## Required task:
Copy out, exactly as written, only the line containing "Transcribe this image's" and the lines after it through the end of the records.

══════════════════════════════

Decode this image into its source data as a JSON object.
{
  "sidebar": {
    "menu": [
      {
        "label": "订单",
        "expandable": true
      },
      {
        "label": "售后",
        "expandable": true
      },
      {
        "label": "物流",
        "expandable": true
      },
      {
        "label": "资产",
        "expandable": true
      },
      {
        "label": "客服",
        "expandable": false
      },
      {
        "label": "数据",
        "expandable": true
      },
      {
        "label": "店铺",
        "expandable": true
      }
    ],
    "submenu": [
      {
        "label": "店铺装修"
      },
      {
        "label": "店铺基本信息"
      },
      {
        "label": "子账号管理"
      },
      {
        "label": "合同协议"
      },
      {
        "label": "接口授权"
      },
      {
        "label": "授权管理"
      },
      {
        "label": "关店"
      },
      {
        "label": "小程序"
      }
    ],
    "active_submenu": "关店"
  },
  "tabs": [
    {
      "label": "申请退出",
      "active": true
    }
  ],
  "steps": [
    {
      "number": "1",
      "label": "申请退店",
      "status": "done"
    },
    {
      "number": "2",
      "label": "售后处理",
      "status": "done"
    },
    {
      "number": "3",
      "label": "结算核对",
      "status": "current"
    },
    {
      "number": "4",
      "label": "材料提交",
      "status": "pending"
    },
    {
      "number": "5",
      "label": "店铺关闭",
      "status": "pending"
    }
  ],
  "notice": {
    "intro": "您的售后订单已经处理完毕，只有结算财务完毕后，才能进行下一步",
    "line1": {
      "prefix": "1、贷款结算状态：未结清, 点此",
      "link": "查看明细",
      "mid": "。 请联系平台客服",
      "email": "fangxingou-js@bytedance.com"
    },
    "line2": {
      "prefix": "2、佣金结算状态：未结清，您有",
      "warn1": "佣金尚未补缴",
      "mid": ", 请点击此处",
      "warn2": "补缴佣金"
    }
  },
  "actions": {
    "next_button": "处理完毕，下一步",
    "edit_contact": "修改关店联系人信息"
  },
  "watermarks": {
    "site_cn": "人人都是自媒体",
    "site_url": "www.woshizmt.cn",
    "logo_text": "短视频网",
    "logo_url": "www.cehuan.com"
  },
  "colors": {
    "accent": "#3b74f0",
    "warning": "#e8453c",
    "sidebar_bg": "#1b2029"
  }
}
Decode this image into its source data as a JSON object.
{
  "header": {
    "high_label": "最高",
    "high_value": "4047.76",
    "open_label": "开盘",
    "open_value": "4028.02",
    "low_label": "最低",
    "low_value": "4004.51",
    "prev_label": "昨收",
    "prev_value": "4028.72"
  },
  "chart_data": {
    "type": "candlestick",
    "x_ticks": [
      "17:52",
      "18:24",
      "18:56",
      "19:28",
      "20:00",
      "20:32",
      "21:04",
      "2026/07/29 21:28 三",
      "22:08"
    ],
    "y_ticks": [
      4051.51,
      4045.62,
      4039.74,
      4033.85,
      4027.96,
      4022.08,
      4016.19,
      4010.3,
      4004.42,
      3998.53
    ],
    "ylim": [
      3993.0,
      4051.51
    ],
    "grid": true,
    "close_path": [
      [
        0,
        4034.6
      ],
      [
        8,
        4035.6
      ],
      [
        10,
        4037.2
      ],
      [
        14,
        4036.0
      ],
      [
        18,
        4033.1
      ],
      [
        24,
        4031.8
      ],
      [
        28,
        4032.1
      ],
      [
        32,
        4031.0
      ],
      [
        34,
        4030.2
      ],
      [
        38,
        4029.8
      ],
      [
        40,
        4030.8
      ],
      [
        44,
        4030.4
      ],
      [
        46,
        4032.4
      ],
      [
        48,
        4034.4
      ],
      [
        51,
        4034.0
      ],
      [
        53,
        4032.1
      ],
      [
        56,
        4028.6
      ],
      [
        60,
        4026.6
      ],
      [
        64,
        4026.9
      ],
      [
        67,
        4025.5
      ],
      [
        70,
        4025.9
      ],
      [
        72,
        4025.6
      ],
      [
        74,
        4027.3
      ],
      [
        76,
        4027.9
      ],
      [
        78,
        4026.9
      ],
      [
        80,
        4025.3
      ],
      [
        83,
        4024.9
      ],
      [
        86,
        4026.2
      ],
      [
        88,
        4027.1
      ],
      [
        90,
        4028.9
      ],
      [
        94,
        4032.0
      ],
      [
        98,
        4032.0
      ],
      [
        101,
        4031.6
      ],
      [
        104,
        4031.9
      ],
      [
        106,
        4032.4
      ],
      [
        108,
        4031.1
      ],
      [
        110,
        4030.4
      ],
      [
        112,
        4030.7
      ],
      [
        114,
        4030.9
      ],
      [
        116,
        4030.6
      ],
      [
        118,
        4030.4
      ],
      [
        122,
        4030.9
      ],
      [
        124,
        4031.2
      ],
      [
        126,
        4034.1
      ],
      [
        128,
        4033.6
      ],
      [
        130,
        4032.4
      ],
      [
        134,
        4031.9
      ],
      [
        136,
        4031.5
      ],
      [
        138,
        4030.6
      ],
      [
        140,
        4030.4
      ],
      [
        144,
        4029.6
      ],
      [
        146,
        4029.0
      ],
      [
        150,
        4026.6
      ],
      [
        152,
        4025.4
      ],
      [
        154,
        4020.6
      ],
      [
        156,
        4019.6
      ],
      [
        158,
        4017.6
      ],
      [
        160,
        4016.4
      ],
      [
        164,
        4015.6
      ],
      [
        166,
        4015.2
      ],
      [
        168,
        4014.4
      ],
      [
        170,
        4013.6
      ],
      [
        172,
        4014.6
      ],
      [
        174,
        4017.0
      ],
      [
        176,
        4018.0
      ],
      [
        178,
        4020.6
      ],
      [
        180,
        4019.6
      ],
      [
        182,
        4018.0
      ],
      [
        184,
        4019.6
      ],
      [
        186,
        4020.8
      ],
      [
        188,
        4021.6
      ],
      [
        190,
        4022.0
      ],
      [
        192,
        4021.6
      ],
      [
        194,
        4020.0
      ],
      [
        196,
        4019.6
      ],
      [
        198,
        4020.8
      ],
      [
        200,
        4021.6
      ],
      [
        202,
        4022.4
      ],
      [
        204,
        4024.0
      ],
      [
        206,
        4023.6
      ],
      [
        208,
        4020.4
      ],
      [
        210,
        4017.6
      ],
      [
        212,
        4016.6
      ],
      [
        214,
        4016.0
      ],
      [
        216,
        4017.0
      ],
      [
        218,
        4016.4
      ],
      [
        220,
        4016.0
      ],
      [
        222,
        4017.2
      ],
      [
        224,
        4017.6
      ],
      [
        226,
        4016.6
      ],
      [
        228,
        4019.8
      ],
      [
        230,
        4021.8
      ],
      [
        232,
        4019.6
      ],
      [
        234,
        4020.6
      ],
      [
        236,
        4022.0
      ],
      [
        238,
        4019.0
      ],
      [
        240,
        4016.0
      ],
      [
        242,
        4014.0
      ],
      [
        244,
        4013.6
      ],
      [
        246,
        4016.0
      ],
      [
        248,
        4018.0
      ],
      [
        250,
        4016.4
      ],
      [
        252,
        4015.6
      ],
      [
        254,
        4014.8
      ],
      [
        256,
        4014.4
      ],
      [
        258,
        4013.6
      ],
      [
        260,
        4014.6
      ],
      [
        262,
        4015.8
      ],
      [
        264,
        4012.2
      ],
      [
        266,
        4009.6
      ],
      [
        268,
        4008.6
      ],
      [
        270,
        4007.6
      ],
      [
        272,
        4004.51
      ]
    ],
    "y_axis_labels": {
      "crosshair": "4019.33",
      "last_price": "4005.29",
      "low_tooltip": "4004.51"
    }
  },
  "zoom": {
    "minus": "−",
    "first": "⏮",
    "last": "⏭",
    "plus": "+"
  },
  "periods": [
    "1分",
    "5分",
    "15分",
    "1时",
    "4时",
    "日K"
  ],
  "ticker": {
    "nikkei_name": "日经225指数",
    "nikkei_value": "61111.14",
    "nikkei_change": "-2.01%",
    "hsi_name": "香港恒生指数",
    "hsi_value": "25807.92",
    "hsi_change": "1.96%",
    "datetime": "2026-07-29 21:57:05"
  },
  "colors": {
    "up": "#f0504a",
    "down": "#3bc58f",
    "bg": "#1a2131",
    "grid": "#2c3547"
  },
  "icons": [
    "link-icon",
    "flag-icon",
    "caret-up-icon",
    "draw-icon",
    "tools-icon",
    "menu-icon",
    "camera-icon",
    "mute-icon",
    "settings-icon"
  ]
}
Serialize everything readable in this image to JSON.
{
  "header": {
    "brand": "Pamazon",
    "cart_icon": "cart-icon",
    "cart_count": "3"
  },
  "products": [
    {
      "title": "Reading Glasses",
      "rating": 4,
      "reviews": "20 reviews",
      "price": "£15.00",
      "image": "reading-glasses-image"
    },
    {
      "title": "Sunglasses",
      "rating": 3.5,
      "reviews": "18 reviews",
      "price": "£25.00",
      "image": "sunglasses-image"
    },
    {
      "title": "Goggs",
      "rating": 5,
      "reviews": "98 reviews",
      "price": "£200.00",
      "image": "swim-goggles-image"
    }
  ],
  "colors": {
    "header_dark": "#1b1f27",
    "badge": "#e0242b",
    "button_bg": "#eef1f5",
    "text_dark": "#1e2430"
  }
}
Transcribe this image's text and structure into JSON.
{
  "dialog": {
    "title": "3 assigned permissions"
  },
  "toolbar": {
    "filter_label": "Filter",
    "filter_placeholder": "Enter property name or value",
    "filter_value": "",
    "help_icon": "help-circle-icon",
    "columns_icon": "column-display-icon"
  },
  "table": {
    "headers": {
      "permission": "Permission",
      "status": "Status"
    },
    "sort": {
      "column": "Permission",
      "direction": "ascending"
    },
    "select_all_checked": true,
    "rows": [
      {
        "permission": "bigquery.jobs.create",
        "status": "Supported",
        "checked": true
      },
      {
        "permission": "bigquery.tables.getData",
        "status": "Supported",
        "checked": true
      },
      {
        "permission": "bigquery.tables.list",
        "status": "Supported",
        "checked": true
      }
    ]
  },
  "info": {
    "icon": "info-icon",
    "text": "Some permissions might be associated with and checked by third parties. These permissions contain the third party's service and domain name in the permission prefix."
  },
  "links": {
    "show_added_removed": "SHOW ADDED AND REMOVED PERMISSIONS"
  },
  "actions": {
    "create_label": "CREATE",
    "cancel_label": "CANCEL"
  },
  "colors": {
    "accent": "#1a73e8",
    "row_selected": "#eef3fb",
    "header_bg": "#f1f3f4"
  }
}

══════════════════════════════

## Full output:
Transcribe this image's text and structure into JSON.
{
  "dialog": {
    "title": "3 assigned permissions"
  },
  "toolbar": {
    "filter_label": "Filter",
    "filter_placeholder": "Enter property name or value",
    "filter_value": "",
    "help_icon": "help-circle-icon",
    "columns_icon": "column-display-icon"
  },
  "table": {
    "headers": {
      "permission": "Permission",
      "status": "Status"
    },
    "sort": {
      "column": "Permission",
      "direction": "ascending"
    },
    "select_all_checked": true,
    "rows": [
      {
        "permission": "bigquery.jobs.create",
        "status": "Supported",
        "checked": true
      },
      {
        "permission": "bigquery.tables.getData",
        "status": "Supported",
        "checked": true
      },
      {
        "permission": "bigquery.tables.list",
        "status": "Supported",
        "checked": true
      }
    ]
  },
  "info": {
    "icon": "info-icon",
    "text": "Some permissions might be associated with and checked by third parties. These permissions contain the third party's service and domain name in the permission prefix."
  },
  "links": {
    "show_added_removed": "SHOW ADDED AND REMOVED PERMISSIONS"
  },
  "actions": {
    "create_label": "CREATE",
    "cancel_label": "CANCEL"
  },
  "colors": {
    "accent": "#1a73e8",
    "row_selected": "#eef3fb",
    "header_bg": "#f1f3f4"
  }
}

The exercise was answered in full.